STATED EXERCISE: Your task is to transcribe the records exactly, skipping every image.

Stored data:
## begin
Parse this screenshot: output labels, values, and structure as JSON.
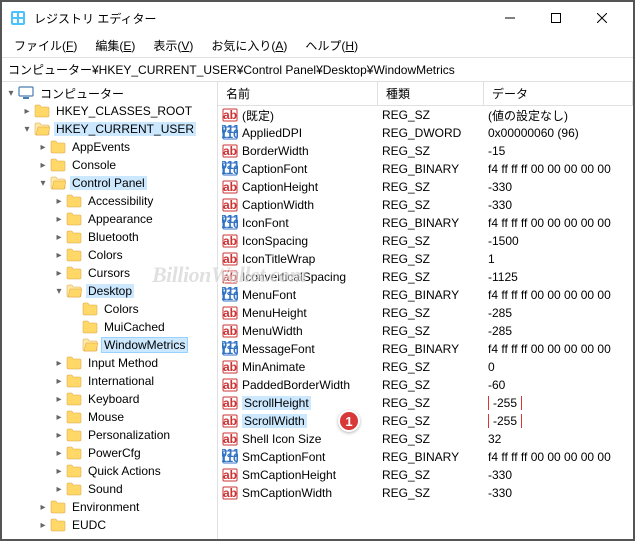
{
  "window": {
    "title": "レジストリ エディター"
  },
  "menu": {
    "file": "ファイル(F)",
    "edit": "編集(E)",
    "view": "表示(V)",
    "fav": "お気に入り(A)",
    "help": "ヘルプ(H)"
  },
  "address": "コンピューター¥HKEY_CURRENT_USER¥Control Panel¥Desktop¥WindowMetrics",
  "tree": {
    "root": "コンピューター",
    "hkcr": "HKEY_CLASSES_ROOT",
    "hkcu": "HKEY_CURRENT_USER",
    "hkcu_children": [
      "AppEvents",
      "Console",
      "Control Panel"
    ],
    "cp_children": [
      "Accessibility",
      "Appearance",
      "Bluetooth",
      "Colors",
      "Cursors",
      "Desktop"
    ],
    "desktop_children": [
      "Colors",
      "MuiCached",
      "WindowMetrics"
    ],
    "hkcu_after_cp": [
      "Input Method",
      "International",
      "Keyboard",
      "Mouse",
      "Personalization",
      "PowerCfg",
      "Quick Actions",
      "Sound"
    ],
    "hkcu_tail": [
      "Environment",
      "EUDC"
    ]
  },
  "columns": {
    "name": "名前",
    "type": "種類",
    "data": "データ"
  },
  "rows": [
    {
      "icon": "sz",
      "name": "(既定)",
      "type": "REG_SZ",
      "data": "(値の設定なし)"
    },
    {
      "icon": "bin",
      "name": "AppliedDPI",
      "type": "REG_DWORD",
      "data": "0x00000060 (96)"
    },
    {
      "icon": "sz",
      "name": "BorderWidth",
      "type": "REG_SZ",
      "data": "-15"
    },
    {
      "icon": "bin",
      "name": "CaptionFont",
      "type": "REG_BINARY",
      "data": "f4 ff ff ff 00 00 00 00 00"
    },
    {
      "icon": "sz",
      "name": "CaptionHeight",
      "type": "REG_SZ",
      "data": "-330"
    },
    {
      "icon": "sz",
      "name": "CaptionWidth",
      "type": "REG_SZ",
      "data": "-330"
    },
    {
      "icon": "bin",
      "name": "IconFont",
      "type": "REG_BINARY",
      "data": "f4 ff ff ff 00 00 00 00 00"
    },
    {
      "icon": "sz",
      "name": "IconSpacing",
      "type": "REG_SZ",
      "data": "-1500"
    },
    {
      "icon": "sz",
      "name": "IconTitleWrap",
      "type": "REG_SZ",
      "data": "1"
    },
    {
      "icon": "sz",
      "name": "IconverticalSpacing",
      "type": "REG_SZ",
      "data": "-1125"
    },
    {
      "icon": "bin",
      "name": "MenuFont",
      "type": "REG_BINARY",
      "data": "f4 ff ff ff 00 00 00 00 00"
    },
    {
      "icon": "sz",
      "name": "MenuHeight",
      "type": "REG_SZ",
      "data": "-285"
    },
    {
      "icon": "sz",
      "name": "MenuWidth",
      "type": "REG_SZ",
      "data": "-285"
    },
    {
      "icon": "bin",
      "name": "MessageFont",
      "type": "REG_BINARY",
      "data": "f4 ff ff ff 00 00 00 00 00"
    },
    {
      "icon": "sz",
      "name": "MinAnimate",
      "type": "REG_SZ",
      "data": "0"
    },
    {
      "icon": "sz",
      "name": "PaddedBorderWidth",
      "type": "REG_SZ",
      "data": "-60"
    },
    {
      "icon": "sz",
      "name": "ScrollHeight",
      "type": "REG_SZ",
      "data": "-255",
      "sel": true,
      "redData": true
    },
    {
      "icon": "sz",
      "name": "ScrollWidth",
      "type": "REG_SZ",
      "data": "-255",
      "sel": true,
      "redData": true,
      "badge": "1"
    },
    {
      "icon": "sz",
      "name": "Shell Icon Size",
      "type": "REG_SZ",
      "data": "32"
    },
    {
      "icon": "bin",
      "name": "SmCaptionFont",
      "type": "REG_BINARY",
      "data": "f4 ff ff ff 00 00 00 00 00"
    },
    {
      "icon": "sz",
      "name": "SmCaptionHeight",
      "type": "REG_SZ",
      "data": "-330"
    },
    {
      "icon": "sz",
      "name": "SmCaptionWidth",
      "type": "REG_SZ",
      "data": "-330"
    }
  ],
  "watermark": "BillionWallet.com"
}
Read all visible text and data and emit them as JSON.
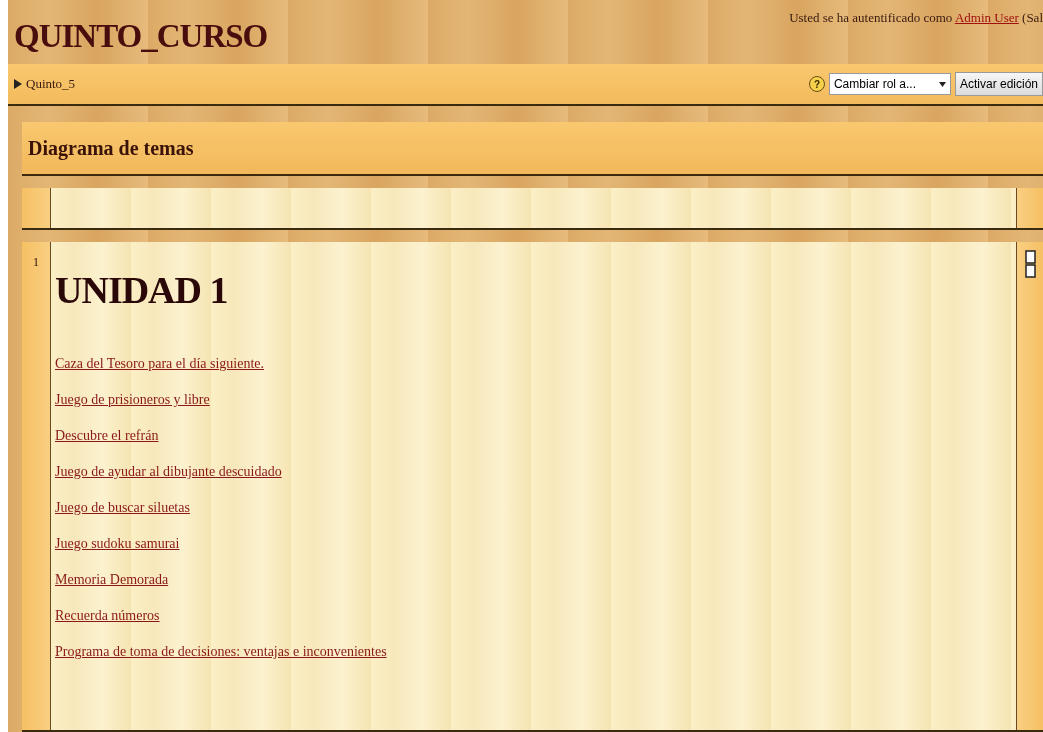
{
  "header": {
    "title": "QUINTO_CURSO",
    "login": {
      "prefix": "Usted se ha autentificado como ",
      "user_link": "Admin User",
      "suffix": " (Sal"
    }
  },
  "navbar": {
    "breadcrumb": "Quinto_5",
    "help": "?",
    "role_select": {
      "value": "Cambiar rol a..."
    },
    "edit_button": "Activar edición"
  },
  "block_title": "Diagrama de temas",
  "sections": [
    {
      "kind": "blank"
    },
    {
      "kind": "topic",
      "number": "1",
      "heading": "UNIDAD 1",
      "links": [
        "Caza del Tesoro para el día siguiente.",
        "Juego de prisioneros y libre",
        "Descubre el refrán",
        "Juego de ayudar al dibujante descuidado",
        "Juego de buscar siluetas",
        "Juego sudoku samurai",
        "Memoria Demorada",
        "Recuerda números",
        "Programa de toma de decisiones: ventajas e inconvenientes"
      ]
    }
  ]
}
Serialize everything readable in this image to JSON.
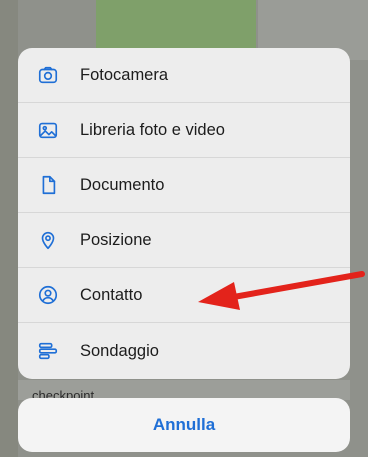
{
  "background": {
    "partial_text": "checkpoint"
  },
  "sheet": {
    "items": [
      {
        "icon": "camera-icon",
        "label": "Fotocamera"
      },
      {
        "icon": "photo-library-icon",
        "label": "Libreria foto e video"
      },
      {
        "icon": "document-icon",
        "label": "Documento"
      },
      {
        "icon": "location-pin-icon",
        "label": "Posizione"
      },
      {
        "icon": "contact-icon",
        "label": "Contatto"
      },
      {
        "icon": "poll-icon",
        "label": "Sondaggio"
      }
    ]
  },
  "cancel": {
    "label": "Annulla"
  },
  "colors": {
    "accent": "#1f6fd6",
    "arrow": "#e3231b",
    "sheet_bg": "#ededed"
  }
}
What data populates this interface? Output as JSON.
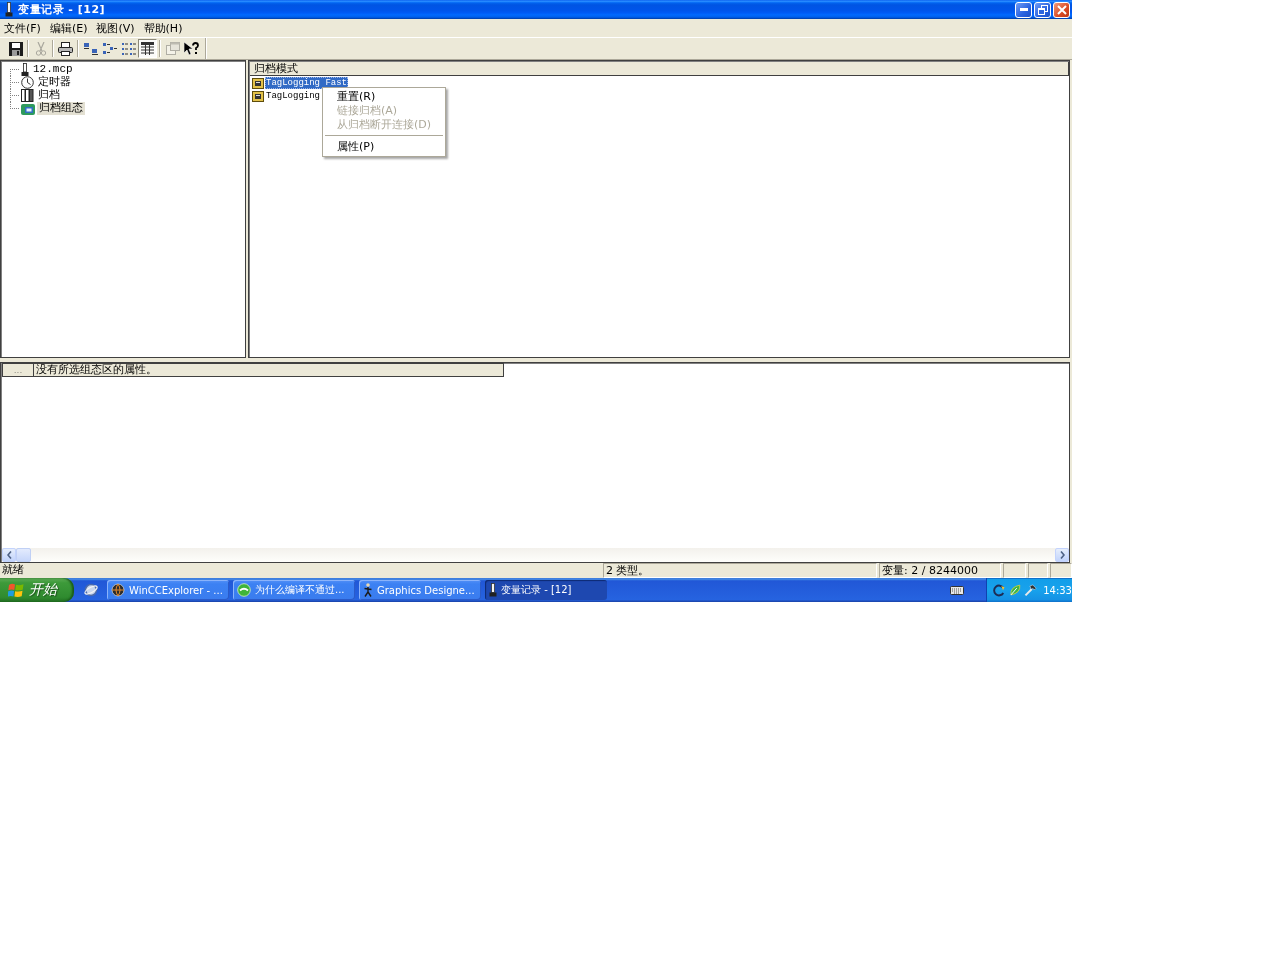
## end
RESULT OF THE TASK:
Parse this screenshot: output labels, values, and structure as JSON.
{
  "window": {
    "title": "レジストリ エディター"
  },
  "menu": {
    "file": "ファイル(F)",
    "edit": "編集(E)",
    "view": "表示(V)",
    "fav": "お気に入り(A)",
    "help": "ヘルプ(H)"
  },
  "address": "コンピューター¥HKEY_CURRENT_USER¥Control Panel¥Desktop¥WindowMetrics",
  "tree": {
    "root": "コンピューター",
    "hkcr": "HKEY_CLASSES_ROOT",
    "hkcu": "HKEY_CURRENT_USER",
    "hkcu_children": [
      "AppEvents",
      "Console",
      "Control Panel"
    ],
    "cp_children": [
      "Accessibility",
      "Appearance",
      "Bluetooth",
      "Colors",
      "Cursors",
      "Desktop"
    ],
    "desktop_children": [
      "Colors",
      "MuiCached",
      "WindowMetrics"
    ],
    "hkcu_after_cp": [
      "Input Method",
      "International",
      "Keyboard",
      "Mouse",
      "Personalization",
      "PowerCfg",
      "Quick Actions",
      "Sound"
    ],
    "hkcu_tail": [
      "Environment",
      "EUDC"
    ]
  },
  "columns": {
    "name": "名前",
    "type": "種類",
    "data": "データ"
  },
  "rows": [
    {
      "icon": "sz",
      "name": "(既定)",
      "type": "REG_SZ",
      "data": "(値の設定なし)"
    },
    {
      "icon": "bin",
      "name": "AppliedDPI",
      "type": "REG_DWORD",
      "data": "0x00000060 (96)"
    },
    {
      "icon": "sz",
      "name": "BorderWidth",
      "type": "REG_SZ",
      "data": "-15"
    },
    {
      "icon": "bin",
      "name": "CaptionFont",
      "type": "REG_BINARY",
      "data": "f4 ff ff ff 00 00 00 00 00"
    },
    {
      "icon": "sz",
      "name": "CaptionHeight",
      "type": "REG_SZ",
      "data": "-330"
    },
    {
      "icon": "sz",
      "name": "CaptionWidth",
      "type": "REG_SZ",
      "data": "-330"
    },
    {
      "icon": "bin",
      "name": "IconFont",
      "type": "REG_BINARY",
      "data": "f4 ff ff ff 00 00 00 00 00"
    },
    {
      "icon": "sz",
      "name": "IconSpacing",
      "type": "REG_SZ",
      "data": "-1500"
    },
    {
      "icon": "sz",
      "name": "IconTitleWrap",
      "type": "REG_SZ",
      "data": "1"
    },
    {
      "icon": "sz",
      "name": "IconverticalSpacing",
      "type": "REG_SZ",
      "data": "-1125"
    },
    {
      "icon": "bin",
      "name": "MenuFont",
      "type": "REG_BINARY",
      "data": "f4 ff ff ff 00 00 00 00 00"
    },
    {
      "icon": "sz",
      "name": "MenuHeight",
      "type": "REG_SZ",
      "data": "-285"
    },
    {
      "icon": "sz",
      "name": "MenuWidth",
      "type": "REG_SZ",
      "data": "-285"
    },
    {
      "icon": "bin",
      "name": "MessageFont",
      "type": "REG_BINARY",
      "data": "f4 ff ff ff 00 00 00 00 00"
    },
    {
      "icon": "sz",
      "name": "MinAnimate",
      "type": "REG_SZ",
      "data": "0"
    },
    {
      "icon": "sz",
      "name": "PaddedBorderWidth",
      "type": "REG_SZ",
      "data": "-60"
    },
    {
      "icon": "sz",
      "name": "ScrollHeight",
      "type": "REG_SZ",
      "data": "-255",
      "sel": true,
      "redData": true
    },
    {
      "icon": "sz",
      "name": "ScrollWidth",
      "type": "REG_SZ",
      "data": "-255",
      "sel": true,
      "redData": true,
      "badge": "1"
    },
    {
      "icon": "sz",
      "name": "Shell Icon Size",
      "type": "REG_SZ",
      "data": "32"
    },
    {
      "icon": "bin",
      "name": "SmCaptionFont",
      "type": "REG_BINARY",
      "data": "f4 ff ff ff 00 00 00 00 00"
    },
    {
      "icon": "sz",
      "name": "SmCaptionHeight",
      "type": "REG_SZ",
      "data": "-330"
    },
    {
      "icon": "sz",
      "name": "SmCaptionWidth",
      "type": "REG_SZ",
      "data": "-330"
    }
  ],
  "watermark": "BillionWallet.com"
}
Read all visible text and data and emit them as JSON.
{
  "header": {
    "title": "QUINTO_CURSO",
    "login": {
      "prefix": "Usted se ha autentificado como ",
      "user_link": "Admin User",
      "suffix": " (Sal"
    }
  },
  "navbar": {
    "breadcrumb": "Quinto_5",
    "help": "?",
    "role_select": {
      "value": "Cambiar rol a..."
    },
    "edit_button": "Activar edición"
  },
  "block_title": "Diagrama de temas",
  "sections": [
    {
      "kind": "blank"
    },
    {
      "kind": "topic",
      "number": "1",
      "heading": "UNIDAD 1",
      "links": [
        "Caza del Tesoro para el día siguiente.",
        "Juego de prisioneros y libre",
        "Descubre el refrán",
        "Juego de ayudar al dibujante descuidado",
        "Juego de buscar siluetas",
        "Juego sudoku samurai",
        "Memoria Demorada",
        "Recuerda números",
        "Programa de toma de decisiones: ventajas e inconvenientes"
      ]
    }
  ]
}
Serialize everything readable in this image to JSON.
{
  "background": {
    "partial_text": "checkpoint"
  },
  "sheet": {
    "items": [
      {
        "icon": "camera-icon",
        "label": "Fotocamera"
      },
      {
        "icon": "photo-library-icon",
        "label": "Libreria foto e video"
      },
      {
        "icon": "document-icon",
        "label": "Documento"
      },
      {
        "icon": "location-pin-icon",
        "label": "Posizione"
      },
      {
        "icon": "contact-icon",
        "label": "Contatto"
      },
      {
        "icon": "poll-icon",
        "label": "Sondaggio"
      }
    ]
  },
  "cancel": {
    "label": "Annulla"
  },
  "colors": {
    "accent": "#1f6fd6",
    "arrow": "#e3231b",
    "sheet_bg": "#ededed"
  }
}
What data populates this interface? Output as JSON.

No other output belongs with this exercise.